- [Task objective] In the records below, find each line containing the word "time" and copy it.

┄┄┄┄┄┄┄┄┄┄┄┄┄┄┄┄┄┄┄┄

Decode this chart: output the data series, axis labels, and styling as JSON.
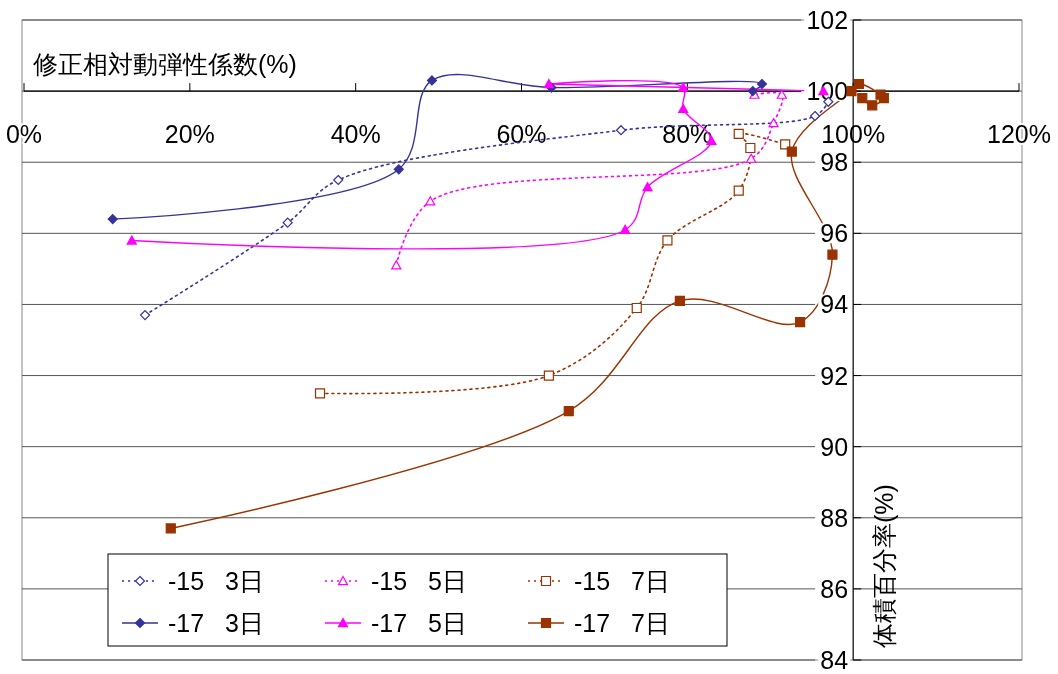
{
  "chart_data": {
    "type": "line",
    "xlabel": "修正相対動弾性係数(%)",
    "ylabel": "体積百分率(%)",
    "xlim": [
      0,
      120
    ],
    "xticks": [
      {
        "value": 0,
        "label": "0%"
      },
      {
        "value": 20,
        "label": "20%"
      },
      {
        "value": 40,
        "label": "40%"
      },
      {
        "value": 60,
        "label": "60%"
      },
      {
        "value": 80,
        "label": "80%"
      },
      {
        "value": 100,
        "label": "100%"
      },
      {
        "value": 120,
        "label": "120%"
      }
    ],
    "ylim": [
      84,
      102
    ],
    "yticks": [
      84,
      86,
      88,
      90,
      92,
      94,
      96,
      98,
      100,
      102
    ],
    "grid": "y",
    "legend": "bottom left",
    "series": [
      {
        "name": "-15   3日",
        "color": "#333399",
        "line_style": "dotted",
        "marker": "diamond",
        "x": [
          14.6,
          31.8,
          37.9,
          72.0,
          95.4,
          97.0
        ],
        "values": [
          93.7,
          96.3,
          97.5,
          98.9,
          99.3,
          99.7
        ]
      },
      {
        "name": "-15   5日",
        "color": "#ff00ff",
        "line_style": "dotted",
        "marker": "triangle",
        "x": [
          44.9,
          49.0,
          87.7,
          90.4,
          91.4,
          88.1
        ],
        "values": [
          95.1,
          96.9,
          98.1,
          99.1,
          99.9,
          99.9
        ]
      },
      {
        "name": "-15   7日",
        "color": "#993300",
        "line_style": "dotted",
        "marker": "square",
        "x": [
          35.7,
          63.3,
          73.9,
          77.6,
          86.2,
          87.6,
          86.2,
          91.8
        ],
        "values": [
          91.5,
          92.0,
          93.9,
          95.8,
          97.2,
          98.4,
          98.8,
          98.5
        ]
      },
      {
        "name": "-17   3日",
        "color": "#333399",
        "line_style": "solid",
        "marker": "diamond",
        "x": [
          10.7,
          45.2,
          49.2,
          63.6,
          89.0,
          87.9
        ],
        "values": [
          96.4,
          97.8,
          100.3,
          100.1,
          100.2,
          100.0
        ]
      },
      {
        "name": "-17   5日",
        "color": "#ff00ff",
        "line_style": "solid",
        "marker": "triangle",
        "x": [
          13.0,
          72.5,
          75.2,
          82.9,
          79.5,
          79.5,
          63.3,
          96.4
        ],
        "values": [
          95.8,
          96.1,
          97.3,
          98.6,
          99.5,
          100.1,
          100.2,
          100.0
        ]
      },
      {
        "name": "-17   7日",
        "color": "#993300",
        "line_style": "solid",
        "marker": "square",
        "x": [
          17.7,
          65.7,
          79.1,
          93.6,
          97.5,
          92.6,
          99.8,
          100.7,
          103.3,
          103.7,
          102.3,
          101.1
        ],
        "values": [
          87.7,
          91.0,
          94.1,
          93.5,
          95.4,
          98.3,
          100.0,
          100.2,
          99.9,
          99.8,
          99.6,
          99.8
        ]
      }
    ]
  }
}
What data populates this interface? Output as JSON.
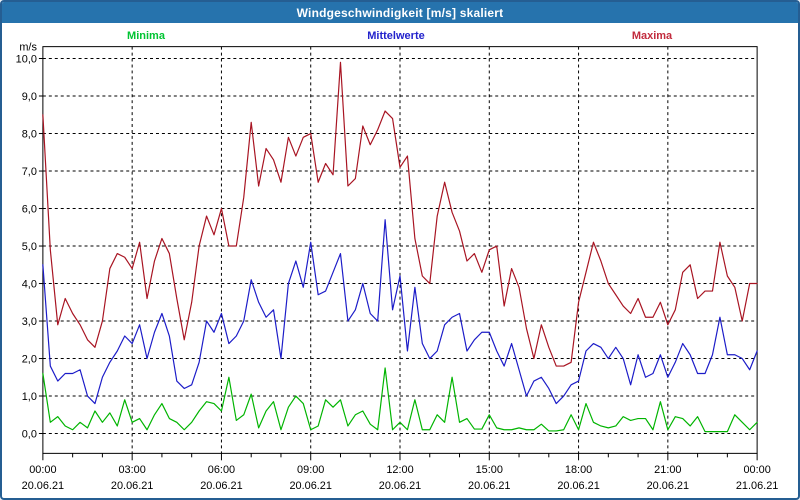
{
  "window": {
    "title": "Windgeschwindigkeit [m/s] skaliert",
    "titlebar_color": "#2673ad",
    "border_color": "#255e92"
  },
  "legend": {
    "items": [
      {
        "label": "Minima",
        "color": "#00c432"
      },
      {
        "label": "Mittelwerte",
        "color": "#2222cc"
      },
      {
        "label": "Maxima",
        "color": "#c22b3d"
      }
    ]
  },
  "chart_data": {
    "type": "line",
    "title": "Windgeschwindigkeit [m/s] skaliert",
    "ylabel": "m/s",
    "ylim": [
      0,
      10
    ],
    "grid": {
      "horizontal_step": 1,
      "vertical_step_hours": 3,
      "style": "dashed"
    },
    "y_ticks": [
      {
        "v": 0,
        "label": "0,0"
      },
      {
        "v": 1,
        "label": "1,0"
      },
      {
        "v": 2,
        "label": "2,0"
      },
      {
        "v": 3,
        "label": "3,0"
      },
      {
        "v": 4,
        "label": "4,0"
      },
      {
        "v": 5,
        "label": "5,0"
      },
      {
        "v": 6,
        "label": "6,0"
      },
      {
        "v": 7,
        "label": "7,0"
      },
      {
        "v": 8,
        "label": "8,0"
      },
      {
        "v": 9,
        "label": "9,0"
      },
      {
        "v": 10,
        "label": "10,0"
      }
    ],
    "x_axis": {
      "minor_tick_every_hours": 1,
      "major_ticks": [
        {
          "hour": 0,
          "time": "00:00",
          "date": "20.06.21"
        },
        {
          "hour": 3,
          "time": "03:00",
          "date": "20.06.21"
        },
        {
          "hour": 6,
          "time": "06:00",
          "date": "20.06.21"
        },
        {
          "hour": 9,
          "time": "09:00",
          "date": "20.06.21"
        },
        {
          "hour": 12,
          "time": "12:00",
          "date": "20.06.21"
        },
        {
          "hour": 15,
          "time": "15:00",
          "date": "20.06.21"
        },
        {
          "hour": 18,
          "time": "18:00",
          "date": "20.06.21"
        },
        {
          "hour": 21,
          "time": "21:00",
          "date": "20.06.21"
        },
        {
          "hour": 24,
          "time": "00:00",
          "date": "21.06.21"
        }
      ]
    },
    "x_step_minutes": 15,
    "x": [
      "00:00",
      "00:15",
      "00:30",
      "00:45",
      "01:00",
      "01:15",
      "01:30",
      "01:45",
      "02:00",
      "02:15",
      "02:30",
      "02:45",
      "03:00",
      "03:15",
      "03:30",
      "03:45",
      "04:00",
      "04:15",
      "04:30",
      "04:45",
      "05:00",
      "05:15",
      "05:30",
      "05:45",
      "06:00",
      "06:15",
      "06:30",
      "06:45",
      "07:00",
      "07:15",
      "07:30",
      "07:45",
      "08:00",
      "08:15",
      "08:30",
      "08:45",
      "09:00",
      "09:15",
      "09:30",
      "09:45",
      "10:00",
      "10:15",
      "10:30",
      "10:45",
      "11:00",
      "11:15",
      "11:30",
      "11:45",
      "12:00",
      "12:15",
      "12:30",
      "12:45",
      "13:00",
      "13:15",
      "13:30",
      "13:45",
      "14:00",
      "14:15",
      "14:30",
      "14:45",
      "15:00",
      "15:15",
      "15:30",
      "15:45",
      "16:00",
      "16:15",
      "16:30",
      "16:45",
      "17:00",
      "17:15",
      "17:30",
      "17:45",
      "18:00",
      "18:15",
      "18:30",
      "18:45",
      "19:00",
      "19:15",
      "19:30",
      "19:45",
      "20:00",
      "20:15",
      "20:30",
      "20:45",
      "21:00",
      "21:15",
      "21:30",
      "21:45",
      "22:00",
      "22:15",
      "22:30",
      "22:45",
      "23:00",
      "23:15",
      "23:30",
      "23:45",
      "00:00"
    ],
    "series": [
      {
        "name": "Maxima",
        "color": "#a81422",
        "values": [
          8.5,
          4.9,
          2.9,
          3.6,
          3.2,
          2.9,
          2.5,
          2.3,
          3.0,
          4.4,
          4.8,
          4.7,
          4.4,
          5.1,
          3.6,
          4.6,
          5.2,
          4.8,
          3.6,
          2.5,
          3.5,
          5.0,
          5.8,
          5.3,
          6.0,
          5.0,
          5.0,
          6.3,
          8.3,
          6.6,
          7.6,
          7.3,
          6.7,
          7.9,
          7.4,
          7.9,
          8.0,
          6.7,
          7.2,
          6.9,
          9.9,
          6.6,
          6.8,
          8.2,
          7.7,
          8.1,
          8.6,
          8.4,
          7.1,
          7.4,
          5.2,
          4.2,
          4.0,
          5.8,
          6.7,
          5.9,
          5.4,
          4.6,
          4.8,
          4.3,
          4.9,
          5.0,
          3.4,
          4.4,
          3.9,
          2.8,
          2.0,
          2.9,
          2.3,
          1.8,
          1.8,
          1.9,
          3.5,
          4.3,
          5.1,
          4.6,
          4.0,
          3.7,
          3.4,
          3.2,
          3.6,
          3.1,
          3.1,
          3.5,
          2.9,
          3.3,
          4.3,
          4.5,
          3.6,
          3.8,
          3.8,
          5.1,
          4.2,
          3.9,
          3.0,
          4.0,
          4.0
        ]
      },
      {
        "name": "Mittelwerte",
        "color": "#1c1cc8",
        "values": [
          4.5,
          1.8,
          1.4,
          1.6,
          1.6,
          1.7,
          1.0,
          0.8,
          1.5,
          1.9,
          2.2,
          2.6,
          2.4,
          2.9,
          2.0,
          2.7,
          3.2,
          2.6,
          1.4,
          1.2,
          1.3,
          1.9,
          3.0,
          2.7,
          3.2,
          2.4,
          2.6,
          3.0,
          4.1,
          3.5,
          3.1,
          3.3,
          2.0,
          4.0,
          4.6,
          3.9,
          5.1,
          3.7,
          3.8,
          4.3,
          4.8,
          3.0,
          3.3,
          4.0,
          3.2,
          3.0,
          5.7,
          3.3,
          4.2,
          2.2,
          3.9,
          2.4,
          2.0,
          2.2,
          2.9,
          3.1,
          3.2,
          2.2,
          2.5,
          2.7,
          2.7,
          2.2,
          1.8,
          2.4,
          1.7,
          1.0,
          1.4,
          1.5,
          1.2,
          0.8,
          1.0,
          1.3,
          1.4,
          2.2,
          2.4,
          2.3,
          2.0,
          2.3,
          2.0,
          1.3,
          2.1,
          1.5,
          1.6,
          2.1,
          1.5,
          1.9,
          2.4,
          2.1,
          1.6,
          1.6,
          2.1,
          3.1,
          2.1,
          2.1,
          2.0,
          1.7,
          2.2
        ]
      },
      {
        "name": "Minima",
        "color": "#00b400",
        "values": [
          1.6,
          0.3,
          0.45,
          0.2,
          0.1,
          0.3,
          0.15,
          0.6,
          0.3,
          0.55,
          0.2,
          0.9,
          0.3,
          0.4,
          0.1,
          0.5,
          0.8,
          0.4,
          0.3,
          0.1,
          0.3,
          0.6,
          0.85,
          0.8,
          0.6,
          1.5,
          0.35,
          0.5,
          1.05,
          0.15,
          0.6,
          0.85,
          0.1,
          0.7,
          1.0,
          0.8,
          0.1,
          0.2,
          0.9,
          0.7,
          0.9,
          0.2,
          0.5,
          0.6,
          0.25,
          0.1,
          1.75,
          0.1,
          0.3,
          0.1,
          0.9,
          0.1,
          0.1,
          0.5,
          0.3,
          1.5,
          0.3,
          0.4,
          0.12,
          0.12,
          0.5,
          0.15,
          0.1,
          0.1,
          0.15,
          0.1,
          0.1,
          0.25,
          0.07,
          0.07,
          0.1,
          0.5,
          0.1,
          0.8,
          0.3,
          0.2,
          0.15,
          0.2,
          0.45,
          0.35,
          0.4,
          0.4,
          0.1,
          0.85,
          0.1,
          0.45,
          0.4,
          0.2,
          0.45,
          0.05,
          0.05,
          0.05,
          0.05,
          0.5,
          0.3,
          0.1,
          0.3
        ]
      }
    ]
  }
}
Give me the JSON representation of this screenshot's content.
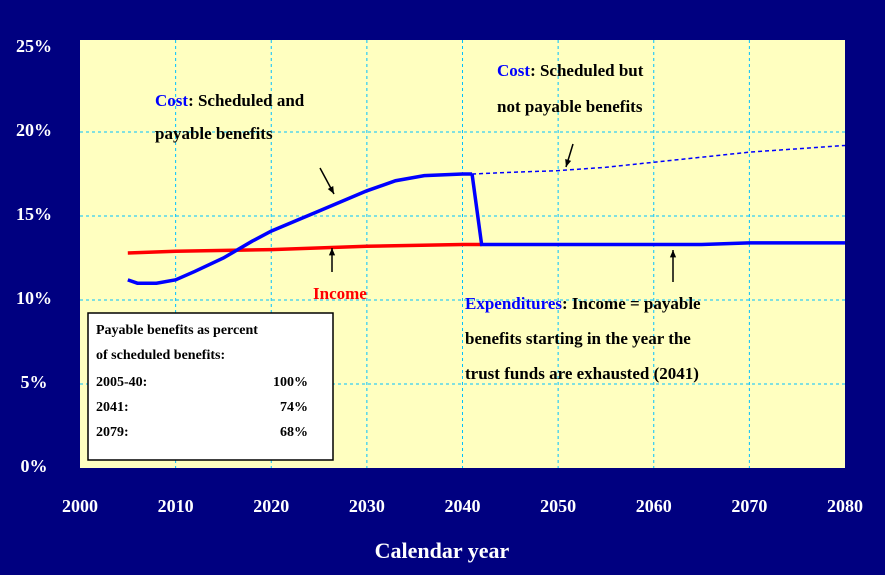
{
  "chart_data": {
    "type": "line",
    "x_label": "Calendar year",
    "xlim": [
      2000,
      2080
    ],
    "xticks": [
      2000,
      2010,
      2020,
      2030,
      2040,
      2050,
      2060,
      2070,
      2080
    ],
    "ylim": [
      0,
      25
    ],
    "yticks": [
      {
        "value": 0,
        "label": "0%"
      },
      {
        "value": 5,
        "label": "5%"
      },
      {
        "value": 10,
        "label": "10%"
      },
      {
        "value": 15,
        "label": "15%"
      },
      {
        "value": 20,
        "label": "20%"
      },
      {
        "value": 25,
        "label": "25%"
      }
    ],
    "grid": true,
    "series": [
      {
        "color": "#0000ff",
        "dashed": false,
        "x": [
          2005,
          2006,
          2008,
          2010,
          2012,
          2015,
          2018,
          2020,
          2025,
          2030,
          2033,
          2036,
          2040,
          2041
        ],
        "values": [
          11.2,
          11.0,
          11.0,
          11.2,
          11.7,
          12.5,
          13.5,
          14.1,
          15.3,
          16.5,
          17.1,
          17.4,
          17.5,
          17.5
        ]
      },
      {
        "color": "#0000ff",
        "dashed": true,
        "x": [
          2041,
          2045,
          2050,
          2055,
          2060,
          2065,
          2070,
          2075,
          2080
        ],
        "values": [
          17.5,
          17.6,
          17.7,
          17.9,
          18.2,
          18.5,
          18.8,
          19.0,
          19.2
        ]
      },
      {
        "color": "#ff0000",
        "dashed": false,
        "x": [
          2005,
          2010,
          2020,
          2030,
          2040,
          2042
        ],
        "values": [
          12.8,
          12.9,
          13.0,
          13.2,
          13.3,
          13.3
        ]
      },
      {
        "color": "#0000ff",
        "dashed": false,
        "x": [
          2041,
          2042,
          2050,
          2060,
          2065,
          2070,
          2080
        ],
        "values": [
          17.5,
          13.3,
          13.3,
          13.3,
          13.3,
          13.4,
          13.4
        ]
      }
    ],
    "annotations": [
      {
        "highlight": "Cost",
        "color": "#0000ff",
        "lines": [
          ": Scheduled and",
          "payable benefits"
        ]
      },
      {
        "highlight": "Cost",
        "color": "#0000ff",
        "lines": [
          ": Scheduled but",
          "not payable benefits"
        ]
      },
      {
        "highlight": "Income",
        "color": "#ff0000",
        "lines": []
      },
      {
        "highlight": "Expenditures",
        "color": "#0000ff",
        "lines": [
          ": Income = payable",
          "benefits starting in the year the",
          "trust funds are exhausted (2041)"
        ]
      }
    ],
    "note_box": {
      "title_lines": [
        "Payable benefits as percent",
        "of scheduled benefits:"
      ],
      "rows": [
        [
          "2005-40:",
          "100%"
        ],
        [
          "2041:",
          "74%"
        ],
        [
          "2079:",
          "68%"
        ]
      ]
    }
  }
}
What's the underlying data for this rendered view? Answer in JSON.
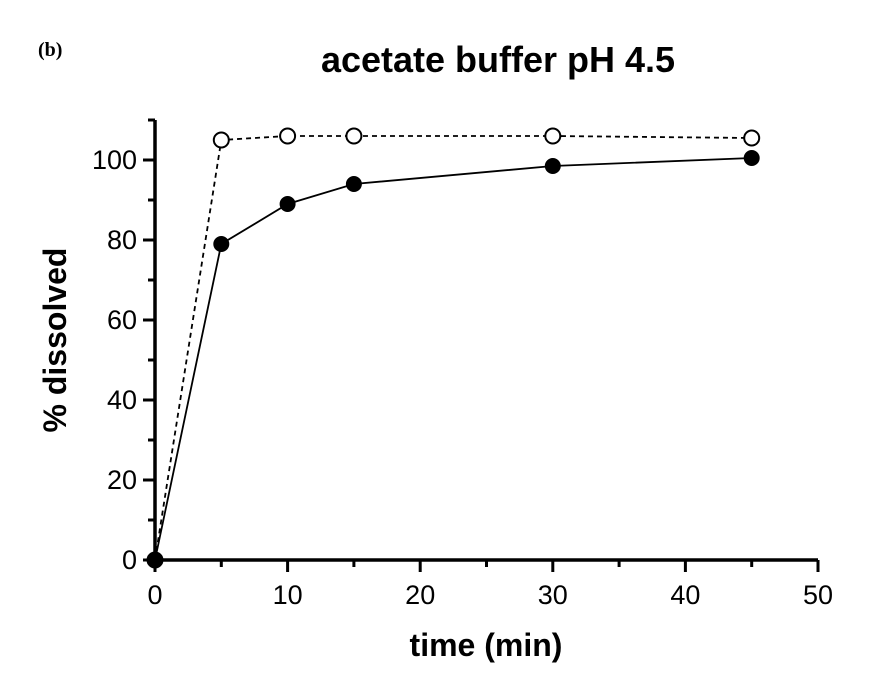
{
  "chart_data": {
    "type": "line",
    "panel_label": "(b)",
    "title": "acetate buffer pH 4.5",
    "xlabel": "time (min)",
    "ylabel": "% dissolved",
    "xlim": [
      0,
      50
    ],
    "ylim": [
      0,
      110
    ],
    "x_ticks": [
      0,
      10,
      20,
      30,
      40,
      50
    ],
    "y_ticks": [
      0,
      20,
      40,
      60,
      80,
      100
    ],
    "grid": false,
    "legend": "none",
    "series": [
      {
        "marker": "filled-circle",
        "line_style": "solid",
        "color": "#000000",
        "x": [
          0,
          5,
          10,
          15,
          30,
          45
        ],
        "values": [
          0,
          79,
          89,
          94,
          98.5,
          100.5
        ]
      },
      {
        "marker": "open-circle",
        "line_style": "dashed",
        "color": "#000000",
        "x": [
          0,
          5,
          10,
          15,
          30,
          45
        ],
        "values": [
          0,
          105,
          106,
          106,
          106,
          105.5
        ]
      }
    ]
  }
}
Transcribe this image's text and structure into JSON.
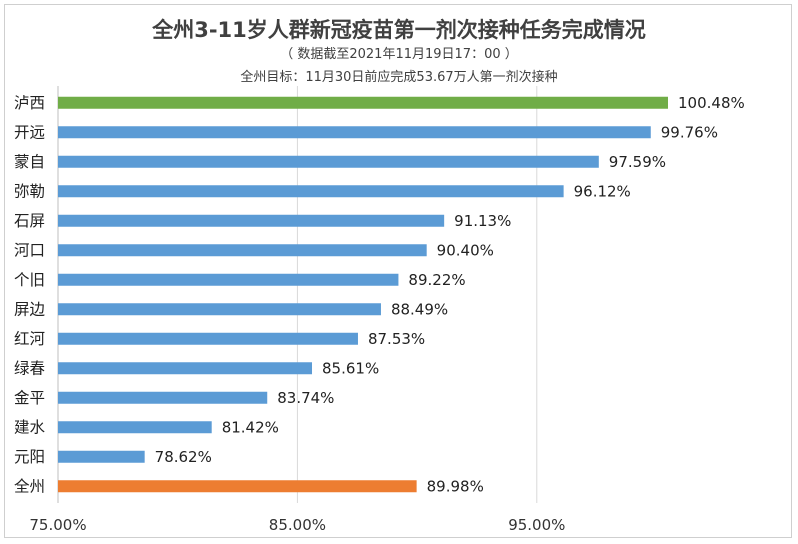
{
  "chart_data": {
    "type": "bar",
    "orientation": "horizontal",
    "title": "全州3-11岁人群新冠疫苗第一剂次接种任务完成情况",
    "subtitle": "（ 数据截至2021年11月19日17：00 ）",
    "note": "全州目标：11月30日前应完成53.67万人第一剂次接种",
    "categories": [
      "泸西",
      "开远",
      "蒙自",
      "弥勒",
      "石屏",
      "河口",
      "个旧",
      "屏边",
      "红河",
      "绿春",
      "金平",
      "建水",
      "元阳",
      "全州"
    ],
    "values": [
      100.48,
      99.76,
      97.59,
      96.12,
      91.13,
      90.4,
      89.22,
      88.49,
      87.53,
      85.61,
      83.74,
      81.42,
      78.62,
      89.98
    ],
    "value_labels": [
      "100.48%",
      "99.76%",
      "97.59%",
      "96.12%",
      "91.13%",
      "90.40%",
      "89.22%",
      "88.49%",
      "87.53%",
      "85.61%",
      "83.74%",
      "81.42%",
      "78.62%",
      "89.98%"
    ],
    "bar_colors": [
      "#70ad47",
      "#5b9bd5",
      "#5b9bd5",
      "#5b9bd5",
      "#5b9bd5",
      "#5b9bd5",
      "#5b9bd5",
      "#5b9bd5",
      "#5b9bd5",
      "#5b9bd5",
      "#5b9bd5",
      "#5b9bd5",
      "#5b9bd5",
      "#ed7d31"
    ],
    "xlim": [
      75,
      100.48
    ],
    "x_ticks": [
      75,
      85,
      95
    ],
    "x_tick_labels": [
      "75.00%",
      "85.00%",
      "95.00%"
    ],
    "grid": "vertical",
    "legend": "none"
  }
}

┄┄┄┄┄┄┄┄┄┄┄┄┄┄┄┄┄┄┄┄

- [Response for this exercise]
          "time": "00:00",
          "time": "03:00",
          "time": "06:00",
          "time": "09:00",
          "time": "12:00",
          "time": "15:00",
          "time": "18:00",
          "time": "21:00",
          "time": "00:00",
    "xlabel": "time (min)",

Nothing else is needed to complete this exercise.